Task brief — Write the material out again in full, exactly.

Supplied material —
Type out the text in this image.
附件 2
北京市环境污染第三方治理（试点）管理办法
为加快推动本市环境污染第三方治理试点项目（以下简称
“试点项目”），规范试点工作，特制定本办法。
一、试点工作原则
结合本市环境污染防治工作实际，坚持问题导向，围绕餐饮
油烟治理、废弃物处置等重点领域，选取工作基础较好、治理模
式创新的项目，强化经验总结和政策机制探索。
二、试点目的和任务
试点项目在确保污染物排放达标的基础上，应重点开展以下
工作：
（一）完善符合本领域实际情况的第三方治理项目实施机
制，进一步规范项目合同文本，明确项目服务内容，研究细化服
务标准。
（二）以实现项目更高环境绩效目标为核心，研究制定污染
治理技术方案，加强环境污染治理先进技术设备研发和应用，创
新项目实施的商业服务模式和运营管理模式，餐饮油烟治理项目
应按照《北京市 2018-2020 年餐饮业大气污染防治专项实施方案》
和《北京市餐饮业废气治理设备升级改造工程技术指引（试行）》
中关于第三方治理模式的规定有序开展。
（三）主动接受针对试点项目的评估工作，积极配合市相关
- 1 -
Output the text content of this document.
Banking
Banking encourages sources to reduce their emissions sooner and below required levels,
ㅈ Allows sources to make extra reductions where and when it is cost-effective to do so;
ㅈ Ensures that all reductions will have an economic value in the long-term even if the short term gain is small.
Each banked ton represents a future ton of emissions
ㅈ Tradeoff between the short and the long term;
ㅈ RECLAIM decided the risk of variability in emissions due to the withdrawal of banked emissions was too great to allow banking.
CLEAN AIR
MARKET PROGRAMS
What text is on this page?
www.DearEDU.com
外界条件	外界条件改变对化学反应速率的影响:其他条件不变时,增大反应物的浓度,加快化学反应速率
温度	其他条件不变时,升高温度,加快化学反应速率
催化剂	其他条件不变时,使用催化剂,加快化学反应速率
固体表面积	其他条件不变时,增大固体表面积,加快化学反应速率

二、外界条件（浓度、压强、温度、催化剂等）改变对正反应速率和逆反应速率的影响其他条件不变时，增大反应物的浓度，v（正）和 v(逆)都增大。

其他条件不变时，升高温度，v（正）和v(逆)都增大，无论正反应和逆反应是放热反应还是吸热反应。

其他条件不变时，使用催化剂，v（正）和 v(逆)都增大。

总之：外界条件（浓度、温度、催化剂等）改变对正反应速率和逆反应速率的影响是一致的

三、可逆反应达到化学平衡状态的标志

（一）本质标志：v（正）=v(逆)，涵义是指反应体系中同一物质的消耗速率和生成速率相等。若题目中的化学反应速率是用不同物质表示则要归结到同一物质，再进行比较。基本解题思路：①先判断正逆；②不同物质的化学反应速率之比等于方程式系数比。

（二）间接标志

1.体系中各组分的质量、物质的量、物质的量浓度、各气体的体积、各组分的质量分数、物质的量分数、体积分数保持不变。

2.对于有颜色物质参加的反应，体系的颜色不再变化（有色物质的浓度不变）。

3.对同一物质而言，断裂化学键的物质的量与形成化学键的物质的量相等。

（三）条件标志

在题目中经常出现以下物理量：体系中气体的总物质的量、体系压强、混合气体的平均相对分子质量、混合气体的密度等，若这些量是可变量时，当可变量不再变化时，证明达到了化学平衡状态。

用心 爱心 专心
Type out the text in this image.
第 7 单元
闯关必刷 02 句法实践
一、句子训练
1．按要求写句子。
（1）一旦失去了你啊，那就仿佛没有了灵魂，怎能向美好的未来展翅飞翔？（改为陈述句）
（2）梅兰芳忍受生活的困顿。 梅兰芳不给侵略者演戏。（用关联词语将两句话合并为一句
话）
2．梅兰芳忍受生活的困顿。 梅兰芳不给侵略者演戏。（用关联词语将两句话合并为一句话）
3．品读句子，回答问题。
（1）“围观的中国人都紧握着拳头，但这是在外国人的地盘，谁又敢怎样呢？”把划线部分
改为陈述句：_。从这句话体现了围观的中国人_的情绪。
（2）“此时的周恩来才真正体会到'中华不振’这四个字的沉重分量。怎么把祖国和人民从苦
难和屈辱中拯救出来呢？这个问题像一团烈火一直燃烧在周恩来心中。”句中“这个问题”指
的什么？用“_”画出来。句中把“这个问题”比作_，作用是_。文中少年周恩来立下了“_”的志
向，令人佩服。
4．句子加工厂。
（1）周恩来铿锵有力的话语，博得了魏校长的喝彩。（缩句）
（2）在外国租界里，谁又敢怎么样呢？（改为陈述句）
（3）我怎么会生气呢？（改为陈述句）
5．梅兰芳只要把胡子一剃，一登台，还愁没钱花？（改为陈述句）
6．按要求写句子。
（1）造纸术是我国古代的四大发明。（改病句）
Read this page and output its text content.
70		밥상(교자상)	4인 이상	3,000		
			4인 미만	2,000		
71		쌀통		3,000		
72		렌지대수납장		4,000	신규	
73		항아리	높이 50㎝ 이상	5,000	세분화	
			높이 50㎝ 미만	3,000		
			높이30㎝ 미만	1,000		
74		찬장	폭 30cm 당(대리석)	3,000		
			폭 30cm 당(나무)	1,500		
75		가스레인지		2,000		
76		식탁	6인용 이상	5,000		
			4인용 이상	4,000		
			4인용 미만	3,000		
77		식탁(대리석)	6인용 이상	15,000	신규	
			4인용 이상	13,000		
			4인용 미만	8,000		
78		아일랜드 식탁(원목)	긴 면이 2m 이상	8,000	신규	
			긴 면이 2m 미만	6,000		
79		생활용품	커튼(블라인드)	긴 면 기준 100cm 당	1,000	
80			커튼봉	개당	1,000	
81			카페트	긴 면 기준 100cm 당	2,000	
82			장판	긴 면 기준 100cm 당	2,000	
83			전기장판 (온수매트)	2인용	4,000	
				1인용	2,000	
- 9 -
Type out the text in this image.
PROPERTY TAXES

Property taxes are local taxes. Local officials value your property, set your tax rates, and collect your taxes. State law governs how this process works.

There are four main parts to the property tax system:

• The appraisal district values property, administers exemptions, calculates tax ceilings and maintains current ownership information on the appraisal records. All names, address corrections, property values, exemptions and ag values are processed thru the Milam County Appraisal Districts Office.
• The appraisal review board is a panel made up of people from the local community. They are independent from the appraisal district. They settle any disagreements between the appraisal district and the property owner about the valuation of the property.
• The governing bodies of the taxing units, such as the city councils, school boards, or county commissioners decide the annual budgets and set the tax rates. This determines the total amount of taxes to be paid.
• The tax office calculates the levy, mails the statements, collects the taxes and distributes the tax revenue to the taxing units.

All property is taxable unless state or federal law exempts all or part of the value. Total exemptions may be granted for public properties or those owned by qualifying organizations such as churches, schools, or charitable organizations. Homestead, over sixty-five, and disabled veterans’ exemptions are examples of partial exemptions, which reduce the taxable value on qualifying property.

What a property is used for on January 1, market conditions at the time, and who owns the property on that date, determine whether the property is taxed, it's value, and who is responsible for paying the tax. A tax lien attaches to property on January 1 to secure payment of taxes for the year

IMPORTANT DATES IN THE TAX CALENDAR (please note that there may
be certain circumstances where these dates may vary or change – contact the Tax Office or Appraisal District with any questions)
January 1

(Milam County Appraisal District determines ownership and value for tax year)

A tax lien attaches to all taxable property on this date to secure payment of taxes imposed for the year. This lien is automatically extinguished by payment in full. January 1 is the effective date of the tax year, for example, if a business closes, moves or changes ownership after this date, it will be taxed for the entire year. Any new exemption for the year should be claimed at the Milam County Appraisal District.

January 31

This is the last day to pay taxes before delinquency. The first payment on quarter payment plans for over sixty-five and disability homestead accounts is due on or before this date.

Written solution —
Type out the text in this image.
附件 2
北京市环境污染第三方治理（试点）管理办法
为加快推动本市环境污染第三方治理试点项目（以下简称
“试点项目”），规范试点工作，特制定本办法。
一、试点工作原则
结合本市环境污染防治工作实际，坚持问题导向，围绕餐饮
油烟治理、废弃物处置等重点领域，选取工作基础较好、治理模
式创新的项目，强化经验总结和政策机制探索。
二、试点目的和任务
试点项目在确保污染物排放达标的基础上，应重点开展以下
工作：
（一）完善符合本领域实际情况的第三方治理项目实施机
制，进一步规范项目合同文本，明确项目服务内容，研究细化服
务标准。
（二）以实现项目更高环境绩效目标为核心，研究制定污染
治理技术方案，加强环境污染治理先进技术设备研发和应用，创
新项目实施的商业服务模式和运营管理模式，餐饮油烟治理项目
应按照《北京市 2018-2020 年餐饮业大气污染防治专项实施方案》
和《北京市餐饮业废气治理设备升级改造工程技术指引（试行）》
中关于第三方治理模式的规定有序开展。
（三）主动接受针对试点项目的评估工作，积极配合市相关
- 1 -
Output the text content of this document.
Banking
Banking encourages sources to reduce their emissions sooner and below required levels,
ㅈ Allows sources to make extra reductions where and when it is cost-effective to do so;
ㅈ Ensures that all reductions will have an economic value in the long-term even if the short term gain is small.
Each banked ton represents a future ton of emissions
ㅈ Tradeoff between the short and the long term;
ㅈ RECLAIM decided the risk of variability in emissions due to the withdrawal of banked emissions was too great to allow banking.
CLEAN AIR
MARKET PROGRAMS
What text is on this page?
www.DearEDU.com
外界条件	外界条件改变对化学反应速率的影响:其他条件不变时,增大反应物的浓度,加快化学反应速率
温度	其他条件不变时,升高温度,加快化学反应速率
催化剂	其他条件不变时,使用催化剂,加快化学反应速率
固体表面积	其他条件不变时,增大固体表面积,加快化学反应速率

二、外界条件（浓度、压强、温度、催化剂等）改变对正反应速率和逆反应速率的影响其他条件不变时，增大反应物的浓度，v（正）和 v(逆)都增大。

其他条件不变时，升高温度，v（正）和v(逆)都增大，无论正反应和逆反应是放热反应还是吸热反应。

其他条件不变时，使用催化剂，v（正）和 v(逆)都增大。

总之：外界条件（浓度、温度、催化剂等）改变对正反应速率和逆反应速率的影响是一致的

三、可逆反应达到化学平衡状态的标志

（一）本质标志：v（正）=v(逆)，涵义是指反应体系中同一物质的消耗速率和生成速率相等。若题目中的化学反应速率是用不同物质表示则要归结到同一物质，再进行比较。基本解题思路：①先判断正逆；②不同物质的化学反应速率之比等于方程式系数比。

（二）间接标志

1.体系中各组分的质量、物质的量、物质的量浓度、各气体的体积、各组分的质量分数、物质的量分数、体积分数保持不变。

2.对于有颜色物质参加的反应，体系的颜色不再变化（有色物质的浓度不变）。

3.对同一物质而言，断裂化学键的物质的量与形成化学键的物质的量相等。

（三）条件标志

在题目中经常出现以下物理量：体系中气体的总物质的量、体系压强、混合气体的平均相对分子质量、混合气体的密度等，若这些量是可变量时，当可变量不再变化时，证明达到了化学平衡状态。

用心 爱心 专心
Type out the text in this image.
第 7 单元
闯关必刷 02 句法实践
一、句子训练
1．按要求写句子。
（1）一旦失去了你啊，那就仿佛没有了灵魂，怎能向美好的未来展翅飞翔？（改为陈述句）
（2）梅兰芳忍受生活的困顿。 梅兰芳不给侵略者演戏。（用关联词语将两句话合并为一句
话）
2．梅兰芳忍受生活的困顿。 梅兰芳不给侵略者演戏。（用关联词语将两句话合并为一句话）
3．品读句子，回答问题。
（1）“围观的中国人都紧握着拳头，但这是在外国人的地盘，谁又敢怎样呢？”把划线部分
改为陈述句：_。从这句话体现了围观的中国人_的情绪。
（2）“此时的周恩来才真正体会到'中华不振’这四个字的沉重分量。怎么把祖国和人民从苦
难和屈辱中拯救出来呢？这个问题像一团烈火一直燃烧在周恩来心中。”句中“这个问题”指
的什么？用“_”画出来。句中把“这个问题”比作_，作用是_。文中少年周恩来立下了“_”的志
向，令人佩服。
4．句子加工厂。
（1）周恩来铿锵有力的话语，博得了魏校长的喝彩。（缩句）
（2）在外国租界里，谁又敢怎么样呢？（改为陈述句）
（3）我怎么会生气呢？（改为陈述句）
5．梅兰芳只要把胡子一剃，一登台，还愁没钱花？（改为陈述句）
6．按要求写句子。
（1）造纸术是我国古代的四大发明。（改病句）
Read this page and output its text content.
70		밥상(교자상)	4인 이상	3,000		
			4인 미만	2,000		
71		쌀통		3,000		
72		렌지대수납장		4,000	신규	
73		항아리	높이 50㎝ 이상	5,000	세분화	
			높이 50㎝ 미만	3,000		
			높이30㎝ 미만	1,000		
74		찬장	폭 30cm 당(대리석)	3,000		
			폭 30cm 당(나무)	1,500		
75		가스레인지		2,000		
76		식탁	6인용 이상	5,000		
			4인용 이상	4,000		
			4인용 미만	3,000		
77		식탁(대리석)	6인용 이상	15,000	신규	
			4인용 이상	13,000		
			4인용 미만	8,000		
78		아일랜드 식탁(원목)	긴 면이 2m 이상	8,000	신규	
			긴 면이 2m 미만	6,000		
79		생활용품	커튼(블라인드)	긴 면 기준 100cm 당	1,000	
80			커튼봉	개당	1,000	
81			카페트	긴 면 기준 100cm 당	2,000	
82			장판	긴 면 기준 100cm 당	2,000	
83			전기장판 (온수매트)	2인용	4,000	
				1인용	2,000	
- 9 -
Type out the text in this image.
PROPERTY TAXES

Property taxes are local taxes. Local officials value your property, set your tax rates, and collect your taxes. State law governs how this process works.

There are four main parts to the property tax system:

• The appraisal district values property, administers exemptions, calculates tax ceilings and maintains current ownership information on the appraisal records. All names, address corrections, property values, exemptions and ag values are processed thru the Milam County Appraisal Districts Office.
• The appraisal review board is a panel made up of people from the local community. They are independent from the appraisal district. They settle any disagreements between the appraisal district and the property owner about the valuation of the property.
• The governing bodies of the taxing units, such as the city councils, school boards, or county commissioners decide the annual budgets and set the tax rates. This determines the total amount of taxes to be paid.
• The tax office calculates the levy, mails the statements, collects the taxes and distributes the tax revenue to the taxing units.

All property is taxable unless state or federal law exempts all or part of the value. Total exemptions may be granted for public properties or those owned by qualifying organizations such as churches, schools, or charitable organizations. Homestead, over sixty-five, and disabled veterans’ exemptions are examples of partial exemptions, which reduce the taxable value on qualifying property.

What a property is used for on January 1, market conditions at the time, and who owns the property on that date, determine whether the property is taxed, it's value, and who is responsible for paying the tax. A tax lien attaches to property on January 1 to secure payment of taxes for the year

IMPORTANT DATES IN THE TAX CALENDAR (please note that there may
be certain circumstances where these dates may vary or change – contact the Tax Office or Appraisal District with any questions)
January 1

(Milam County Appraisal District determines ownership and value for tax year)

A tax lien attaches to all taxable property on this date to secure payment of taxes imposed for the year. This lien is automatically extinguished by payment in full. January 1 is the effective date of the tax year, for example, if a business closes, moves or changes ownership after this date, it will be taxed for the entire year. Any new exemption for the year should be claimed at the Milam County Appraisal District.

January 31

This is the last day to pay taxes before delinquency. The first payment on quarter payment plans for over sixty-five and disability homestead accounts is due on or before this date.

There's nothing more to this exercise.